- DATA
■ ■ ■ ■ ■

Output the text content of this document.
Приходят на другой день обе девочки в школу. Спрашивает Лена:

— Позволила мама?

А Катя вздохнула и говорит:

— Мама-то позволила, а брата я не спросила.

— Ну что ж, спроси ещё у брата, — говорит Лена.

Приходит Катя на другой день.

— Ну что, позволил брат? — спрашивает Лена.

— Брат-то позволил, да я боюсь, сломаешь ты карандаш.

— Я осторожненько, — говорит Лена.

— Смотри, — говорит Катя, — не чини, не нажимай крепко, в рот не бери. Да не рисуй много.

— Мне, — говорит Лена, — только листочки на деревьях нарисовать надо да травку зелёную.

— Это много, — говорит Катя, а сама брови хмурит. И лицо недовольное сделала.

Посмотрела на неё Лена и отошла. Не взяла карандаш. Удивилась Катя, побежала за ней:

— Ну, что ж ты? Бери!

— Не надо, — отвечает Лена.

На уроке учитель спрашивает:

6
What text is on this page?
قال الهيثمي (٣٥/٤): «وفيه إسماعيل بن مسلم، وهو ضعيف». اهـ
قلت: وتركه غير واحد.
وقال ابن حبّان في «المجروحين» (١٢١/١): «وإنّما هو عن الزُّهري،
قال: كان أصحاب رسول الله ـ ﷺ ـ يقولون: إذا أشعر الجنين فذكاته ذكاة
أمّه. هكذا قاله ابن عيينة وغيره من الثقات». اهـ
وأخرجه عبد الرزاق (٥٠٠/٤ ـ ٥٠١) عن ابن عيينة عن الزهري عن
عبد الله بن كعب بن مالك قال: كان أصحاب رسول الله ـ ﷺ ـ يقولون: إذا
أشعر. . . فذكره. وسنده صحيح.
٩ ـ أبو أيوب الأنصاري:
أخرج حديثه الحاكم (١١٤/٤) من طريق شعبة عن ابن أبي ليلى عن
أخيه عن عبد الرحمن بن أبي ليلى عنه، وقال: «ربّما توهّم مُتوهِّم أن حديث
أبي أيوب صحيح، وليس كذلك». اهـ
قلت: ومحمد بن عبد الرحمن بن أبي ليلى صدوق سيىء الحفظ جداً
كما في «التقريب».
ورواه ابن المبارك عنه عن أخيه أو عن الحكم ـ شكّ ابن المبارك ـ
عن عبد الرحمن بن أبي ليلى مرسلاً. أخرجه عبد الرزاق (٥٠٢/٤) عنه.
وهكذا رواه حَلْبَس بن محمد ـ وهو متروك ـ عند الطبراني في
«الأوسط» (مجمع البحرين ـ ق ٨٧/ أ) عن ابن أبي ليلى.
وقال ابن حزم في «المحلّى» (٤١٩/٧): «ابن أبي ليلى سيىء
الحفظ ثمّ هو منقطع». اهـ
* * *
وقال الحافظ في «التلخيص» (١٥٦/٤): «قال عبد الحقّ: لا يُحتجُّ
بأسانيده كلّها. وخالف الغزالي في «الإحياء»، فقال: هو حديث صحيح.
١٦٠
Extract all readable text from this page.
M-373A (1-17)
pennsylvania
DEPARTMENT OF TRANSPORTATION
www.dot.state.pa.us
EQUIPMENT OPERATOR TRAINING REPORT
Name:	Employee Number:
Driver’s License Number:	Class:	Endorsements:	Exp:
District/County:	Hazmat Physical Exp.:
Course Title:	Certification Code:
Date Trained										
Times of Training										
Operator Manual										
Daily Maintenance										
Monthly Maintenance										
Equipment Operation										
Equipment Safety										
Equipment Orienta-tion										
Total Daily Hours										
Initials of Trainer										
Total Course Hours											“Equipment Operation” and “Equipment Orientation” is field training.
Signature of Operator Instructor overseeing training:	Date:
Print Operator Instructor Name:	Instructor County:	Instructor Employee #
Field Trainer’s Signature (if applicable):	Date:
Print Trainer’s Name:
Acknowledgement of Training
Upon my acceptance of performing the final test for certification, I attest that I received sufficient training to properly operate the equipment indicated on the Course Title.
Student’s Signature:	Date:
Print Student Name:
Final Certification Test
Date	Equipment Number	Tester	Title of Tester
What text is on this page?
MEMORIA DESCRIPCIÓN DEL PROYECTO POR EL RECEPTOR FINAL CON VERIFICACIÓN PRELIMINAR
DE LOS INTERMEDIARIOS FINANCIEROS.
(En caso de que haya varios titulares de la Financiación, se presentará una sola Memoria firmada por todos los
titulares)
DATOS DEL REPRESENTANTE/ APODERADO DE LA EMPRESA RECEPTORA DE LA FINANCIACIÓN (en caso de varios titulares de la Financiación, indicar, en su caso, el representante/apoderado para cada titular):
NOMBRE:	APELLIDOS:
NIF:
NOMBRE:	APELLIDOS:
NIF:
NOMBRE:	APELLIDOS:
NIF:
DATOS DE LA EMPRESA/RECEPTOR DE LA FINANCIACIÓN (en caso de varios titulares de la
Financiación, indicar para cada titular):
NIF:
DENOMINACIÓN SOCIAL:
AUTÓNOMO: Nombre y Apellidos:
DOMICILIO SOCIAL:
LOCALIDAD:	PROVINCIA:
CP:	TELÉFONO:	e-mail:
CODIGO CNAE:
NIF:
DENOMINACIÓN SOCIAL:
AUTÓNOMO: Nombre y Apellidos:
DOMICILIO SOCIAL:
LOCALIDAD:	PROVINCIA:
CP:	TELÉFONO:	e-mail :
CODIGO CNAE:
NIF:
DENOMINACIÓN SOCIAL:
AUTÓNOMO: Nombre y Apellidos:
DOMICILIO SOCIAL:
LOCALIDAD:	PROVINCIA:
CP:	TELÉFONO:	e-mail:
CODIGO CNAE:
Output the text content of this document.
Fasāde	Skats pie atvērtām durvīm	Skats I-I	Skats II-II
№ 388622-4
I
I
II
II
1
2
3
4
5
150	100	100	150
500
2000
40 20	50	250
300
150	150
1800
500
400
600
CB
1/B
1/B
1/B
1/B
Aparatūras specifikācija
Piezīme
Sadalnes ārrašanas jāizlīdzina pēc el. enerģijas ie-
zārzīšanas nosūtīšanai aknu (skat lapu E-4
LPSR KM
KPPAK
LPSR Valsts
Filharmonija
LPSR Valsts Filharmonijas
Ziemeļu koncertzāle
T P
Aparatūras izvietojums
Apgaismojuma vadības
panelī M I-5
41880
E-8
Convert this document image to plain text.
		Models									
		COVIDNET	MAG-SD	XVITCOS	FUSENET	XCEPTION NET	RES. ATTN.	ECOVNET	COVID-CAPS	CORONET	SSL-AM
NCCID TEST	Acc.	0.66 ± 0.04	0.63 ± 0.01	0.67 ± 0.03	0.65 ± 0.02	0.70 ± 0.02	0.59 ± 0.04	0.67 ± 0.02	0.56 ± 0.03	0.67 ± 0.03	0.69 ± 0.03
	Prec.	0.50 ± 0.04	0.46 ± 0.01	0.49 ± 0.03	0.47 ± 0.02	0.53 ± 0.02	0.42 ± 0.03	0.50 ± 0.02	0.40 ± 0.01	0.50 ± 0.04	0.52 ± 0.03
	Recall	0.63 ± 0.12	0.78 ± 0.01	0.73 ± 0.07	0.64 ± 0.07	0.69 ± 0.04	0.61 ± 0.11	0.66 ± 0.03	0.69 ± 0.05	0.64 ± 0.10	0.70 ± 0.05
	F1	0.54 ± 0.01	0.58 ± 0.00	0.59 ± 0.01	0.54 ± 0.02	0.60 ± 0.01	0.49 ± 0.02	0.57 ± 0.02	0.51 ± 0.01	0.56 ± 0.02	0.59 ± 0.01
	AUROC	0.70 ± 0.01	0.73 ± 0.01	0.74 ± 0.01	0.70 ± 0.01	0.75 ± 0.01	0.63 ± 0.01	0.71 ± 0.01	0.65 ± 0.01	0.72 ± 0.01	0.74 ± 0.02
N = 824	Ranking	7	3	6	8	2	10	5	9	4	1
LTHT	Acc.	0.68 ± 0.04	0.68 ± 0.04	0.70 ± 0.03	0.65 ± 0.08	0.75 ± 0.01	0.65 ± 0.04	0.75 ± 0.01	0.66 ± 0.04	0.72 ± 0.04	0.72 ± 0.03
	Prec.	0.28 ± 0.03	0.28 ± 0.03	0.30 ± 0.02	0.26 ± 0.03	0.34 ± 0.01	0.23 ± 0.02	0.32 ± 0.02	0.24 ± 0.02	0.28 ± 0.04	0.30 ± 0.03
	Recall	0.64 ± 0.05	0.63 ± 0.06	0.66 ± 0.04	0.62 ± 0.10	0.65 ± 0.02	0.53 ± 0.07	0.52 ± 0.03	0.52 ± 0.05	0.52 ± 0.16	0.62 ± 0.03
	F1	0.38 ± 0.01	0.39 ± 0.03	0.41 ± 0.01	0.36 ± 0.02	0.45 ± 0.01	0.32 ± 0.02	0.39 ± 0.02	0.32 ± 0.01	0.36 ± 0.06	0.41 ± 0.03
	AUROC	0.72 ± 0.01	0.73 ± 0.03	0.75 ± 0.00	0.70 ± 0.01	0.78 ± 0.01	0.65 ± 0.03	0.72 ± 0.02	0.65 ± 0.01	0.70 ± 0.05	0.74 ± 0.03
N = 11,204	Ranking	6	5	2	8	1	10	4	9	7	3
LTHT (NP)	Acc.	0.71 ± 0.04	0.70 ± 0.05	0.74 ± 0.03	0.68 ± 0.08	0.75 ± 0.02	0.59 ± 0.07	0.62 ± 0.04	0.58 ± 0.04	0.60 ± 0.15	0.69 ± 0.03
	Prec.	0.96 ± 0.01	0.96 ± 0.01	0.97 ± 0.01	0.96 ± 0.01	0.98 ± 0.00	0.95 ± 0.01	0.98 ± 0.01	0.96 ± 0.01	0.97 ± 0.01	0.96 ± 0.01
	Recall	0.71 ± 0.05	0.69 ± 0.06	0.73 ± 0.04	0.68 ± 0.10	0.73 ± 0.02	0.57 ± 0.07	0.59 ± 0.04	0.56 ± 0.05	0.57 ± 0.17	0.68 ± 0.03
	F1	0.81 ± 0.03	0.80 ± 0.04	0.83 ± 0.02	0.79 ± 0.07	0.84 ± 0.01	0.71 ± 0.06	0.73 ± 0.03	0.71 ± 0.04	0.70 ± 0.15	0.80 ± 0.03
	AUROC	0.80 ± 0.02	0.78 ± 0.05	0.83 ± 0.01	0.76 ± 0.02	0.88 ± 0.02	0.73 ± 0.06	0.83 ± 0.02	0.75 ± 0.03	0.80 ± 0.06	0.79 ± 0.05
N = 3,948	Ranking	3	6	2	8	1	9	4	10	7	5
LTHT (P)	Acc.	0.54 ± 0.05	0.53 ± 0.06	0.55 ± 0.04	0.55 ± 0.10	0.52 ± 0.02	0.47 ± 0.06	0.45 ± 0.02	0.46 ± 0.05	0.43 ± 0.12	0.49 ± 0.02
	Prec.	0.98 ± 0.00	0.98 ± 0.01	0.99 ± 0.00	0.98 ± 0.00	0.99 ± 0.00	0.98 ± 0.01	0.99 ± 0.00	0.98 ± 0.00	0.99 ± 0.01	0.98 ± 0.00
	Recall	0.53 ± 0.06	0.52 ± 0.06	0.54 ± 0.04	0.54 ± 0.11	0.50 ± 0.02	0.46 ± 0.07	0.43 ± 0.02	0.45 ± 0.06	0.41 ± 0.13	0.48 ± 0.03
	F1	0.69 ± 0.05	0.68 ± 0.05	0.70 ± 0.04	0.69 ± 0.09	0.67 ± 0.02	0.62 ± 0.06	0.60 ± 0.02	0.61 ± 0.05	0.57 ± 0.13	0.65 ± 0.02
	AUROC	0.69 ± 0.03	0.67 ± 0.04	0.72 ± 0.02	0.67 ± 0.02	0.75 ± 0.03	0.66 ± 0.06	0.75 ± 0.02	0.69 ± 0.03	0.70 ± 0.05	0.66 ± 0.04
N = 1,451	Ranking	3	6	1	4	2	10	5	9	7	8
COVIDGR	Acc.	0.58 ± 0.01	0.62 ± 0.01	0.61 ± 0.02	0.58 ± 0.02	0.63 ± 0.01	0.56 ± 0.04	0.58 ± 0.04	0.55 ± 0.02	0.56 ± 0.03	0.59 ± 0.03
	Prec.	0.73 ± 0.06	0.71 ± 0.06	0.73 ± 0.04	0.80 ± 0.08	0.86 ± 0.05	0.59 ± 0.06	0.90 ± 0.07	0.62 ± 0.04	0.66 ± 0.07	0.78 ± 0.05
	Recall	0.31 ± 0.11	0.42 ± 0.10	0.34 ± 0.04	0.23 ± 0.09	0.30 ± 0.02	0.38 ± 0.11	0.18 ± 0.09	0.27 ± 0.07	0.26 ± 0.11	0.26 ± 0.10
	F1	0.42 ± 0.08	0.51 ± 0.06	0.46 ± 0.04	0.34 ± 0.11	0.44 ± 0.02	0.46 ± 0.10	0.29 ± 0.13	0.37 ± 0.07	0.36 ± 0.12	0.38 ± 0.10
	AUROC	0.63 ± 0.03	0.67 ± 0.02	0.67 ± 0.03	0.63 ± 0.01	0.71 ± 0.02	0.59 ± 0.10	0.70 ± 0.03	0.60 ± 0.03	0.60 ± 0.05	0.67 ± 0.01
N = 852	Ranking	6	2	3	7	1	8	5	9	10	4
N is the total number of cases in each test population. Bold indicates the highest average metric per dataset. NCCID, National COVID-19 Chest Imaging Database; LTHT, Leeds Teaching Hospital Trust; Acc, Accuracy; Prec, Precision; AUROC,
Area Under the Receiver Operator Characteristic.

■ ■ ■ ■ ■

Report the number of lines above that contain the word "سيىء", and only that number.

2